◆ Short exercise:
Write out the data below in full, unchanged, minus the images.

Data extracted from a collection:
-.-.-
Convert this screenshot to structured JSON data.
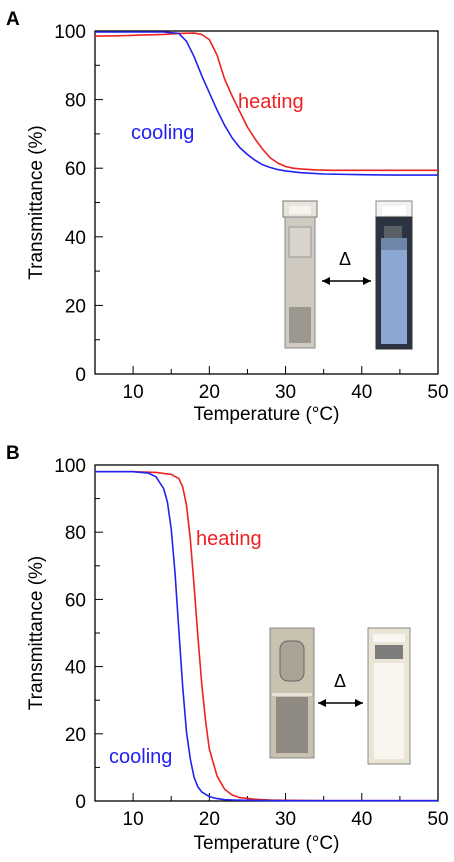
{
  "chart_data": [
    {
      "panel_label": "A",
      "type": "line",
      "xlabel": "Temperature (°C)",
      "ylabel": "Transmittance (%)",
      "xlim": [
        5,
        50
      ],
      "ylim": [
        0,
        100
      ],
      "xticks": [
        10,
        20,
        30,
        40,
        50
      ],
      "yticks": [
        0,
        20,
        40,
        60,
        80,
        100
      ],
      "grid": false,
      "inset_label": "Δ",
      "series": [
        {
          "name": "heating",
          "color": "#ee2222",
          "x": [
            5,
            8,
            11,
            14,
            16,
            18,
            19,
            20,
            21,
            22,
            23,
            24,
            25,
            26,
            27,
            28,
            29,
            30,
            31,
            32,
            34,
            36,
            40,
            45,
            50
          ],
          "y": [
            98.5,
            98.6,
            98.8,
            99.0,
            99.3,
            99.4,
            99.0,
            97.5,
            93.0,
            86.0,
            81.0,
            76.5,
            72.0,
            68.5,
            65.5,
            63.0,
            61.5,
            60.5,
            60.0,
            59.8,
            59.5,
            59.4,
            59.4,
            59.4,
            59.4
          ]
        },
        {
          "name": "cooling",
          "color": "#2222ee",
          "x": [
            5,
            8,
            11,
            14,
            16,
            17,
            18,
            19,
            20,
            21,
            22,
            23,
            24,
            25,
            26,
            27,
            28,
            29,
            30,
            32,
            35,
            40,
            45,
            50
          ],
          "y": [
            99.7,
            99.7,
            99.7,
            99.7,
            99.3,
            97.0,
            92.5,
            87.0,
            82.0,
            77.0,
            72.5,
            68.8,
            66.0,
            64.0,
            62.3,
            61.0,
            60.2,
            59.6,
            59.2,
            58.7,
            58.3,
            58.1,
            58.0,
            58.0
          ]
        }
      ]
    },
    {
      "panel_label": "B",
      "type": "line",
      "xlabel": "Temperature (°C)",
      "ylabel": "Transmittance (%)",
      "xlim": [
        5,
        50
      ],
      "ylim": [
        0,
        100
      ],
      "xticks": [
        10,
        20,
        30,
        40,
        50
      ],
      "yticks": [
        0,
        20,
        40,
        60,
        80,
        100
      ],
      "grid": false,
      "inset_label": "Δ",
      "series": [
        {
          "name": "heating",
          "color": "#ee2222",
          "x": [
            5,
            10,
            13,
            15,
            16,
            16.5,
            17,
            17.5,
            18,
            18.5,
            19,
            19.5,
            20,
            21,
            22,
            23,
            24,
            26,
            28,
            30,
            35,
            40,
            50
          ],
          "y": [
            98.0,
            98.0,
            97.8,
            97.2,
            96.0,
            93.5,
            88.0,
            78.0,
            64.0,
            49.0,
            35.0,
            24.0,
            15.5,
            7.5,
            3.5,
            1.8,
            1.0,
            0.5,
            0.3,
            0.2,
            0.1,
            0.1,
            0.1
          ]
        },
        {
          "name": "cooling",
          "color": "#2222ee",
          "x": [
            5,
            10,
            12,
            13,
            14,
            14.5,
            15,
            15.5,
            16,
            16.5,
            17,
            17.5,
            18,
            18.5,
            19,
            20,
            21,
            22,
            23,
            25,
            30,
            40,
            50
          ],
          "y": [
            98.0,
            98.0,
            97.6,
            96.5,
            93.0,
            89.0,
            81.0,
            68.0,
            51.0,
            34.0,
            20.5,
            12.5,
            7.0,
            4.2,
            2.7,
            1.3,
            0.7,
            0.4,
            0.3,
            0.2,
            0.1,
            0.1,
            0.1
          ]
        }
      ]
    }
  ]
}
-.-.-
◆ Worked solution:
Convert this screenshot to structured JSON data.
{
  "chart_data": [
    {
      "panel_label": "A",
      "type": "line",
      "xlabel": "Temperature (°C)",
      "ylabel": "Transmittance (%)",
      "xlim": [
        5,
        50
      ],
      "ylim": [
        0,
        100
      ],
      "xticks": [
        10,
        20,
        30,
        40,
        50
      ],
      "yticks": [
        0,
        20,
        40,
        60,
        80,
        100
      ],
      "grid": false,
      "inset_label": "Δ",
      "series": [
        {
          "name": "heating",
          "color": "#ee2222",
          "x": [
            5,
            8,
            11,
            14,
            16,
            18,
            19,
            20,
            21,
            22,
            23,
            24,
            25,
            26,
            27,
            28,
            29,
            30,
            31,
            32,
            34,
            36,
            40,
            45,
            50
          ],
          "y": [
            98.5,
            98.6,
            98.8,
            99.0,
            99.3,
            99.4,
            99.0,
            97.5,
            93.0,
            86.0,
            81.0,
            76.5,
            72.0,
            68.5,
            65.5,
            63.0,
            61.5,
            60.5,
            60.0,
            59.8,
            59.5,
            59.4,
            59.4,
            59.4,
            59.4
          ]
        },
        {
          "name": "cooling",
          "color": "#2222ee",
          "x": [
            5,
            8,
            11,
            14,
            16,
            17,
            18,
            19,
            20,
            21,
            22,
            23,
            24,
            25,
            26,
            27,
            28,
            29,
            30,
            32,
            35,
            40,
            45,
            50
          ],
          "y": [
            99.7,
            99.7,
            99.7,
            99.7,
            99.3,
            97.0,
            92.5,
            87.0,
            82.0,
            77.0,
            72.5,
            68.8,
            66.0,
            64.0,
            62.3,
            61.0,
            60.2,
            59.6,
            59.2,
            58.7,
            58.3,
            58.1,
            58.0,
            58.0
          ]
        }
      ]
    },
    {
      "panel_label": "B",
      "type": "line",
      "xlabel": "Temperature (°C)",
      "ylabel": "Transmittance (%)",
      "xlim": [
        5,
        50
      ],
      "ylim": [
        0,
        100
      ],
      "xticks": [
        10,
        20,
        30,
        40,
        50
      ],
      "yticks": [
        0,
        20,
        40,
        60,
        80,
        100
      ],
      "grid": false,
      "inset_label": "Δ",
      "series": [
        {
          "name": "heating",
          "color": "#ee2222",
          "x": [
            5,
            10,
            13,
            15,
            16,
            16.5,
            17,
            17.5,
            18,
            18.5,
            19,
            19.5,
            20,
            21,
            22,
            23,
            24,
            26,
            28,
            30,
            35,
            40,
            50
          ],
          "y": [
            98.0,
            98.0,
            97.8,
            97.2,
            96.0,
            93.5,
            88.0,
            78.0,
            64.0,
            49.0,
            35.0,
            24.0,
            15.5,
            7.5,
            3.5,
            1.8,
            1.0,
            0.5,
            0.3,
            0.2,
            0.1,
            0.1,
            0.1
          ]
        },
        {
          "name": "cooling",
          "color": "#2222ee",
          "x": [
            5,
            10,
            12,
            13,
            14,
            14.5,
            15,
            15.5,
            16,
            16.5,
            17,
            17.5,
            18,
            18.5,
            19,
            20,
            21,
            22,
            23,
            25,
            30,
            40,
            50
          ],
          "y": [
            98.0,
            98.0,
            97.6,
            96.5,
            93.0,
            89.0,
            81.0,
            68.0,
            51.0,
            34.0,
            20.5,
            12.5,
            7.0,
            4.2,
            2.7,
            1.3,
            0.7,
            0.4,
            0.3,
            0.2,
            0.1,
            0.1,
            0.1
          ]
        }
      ]
    }
  ]
}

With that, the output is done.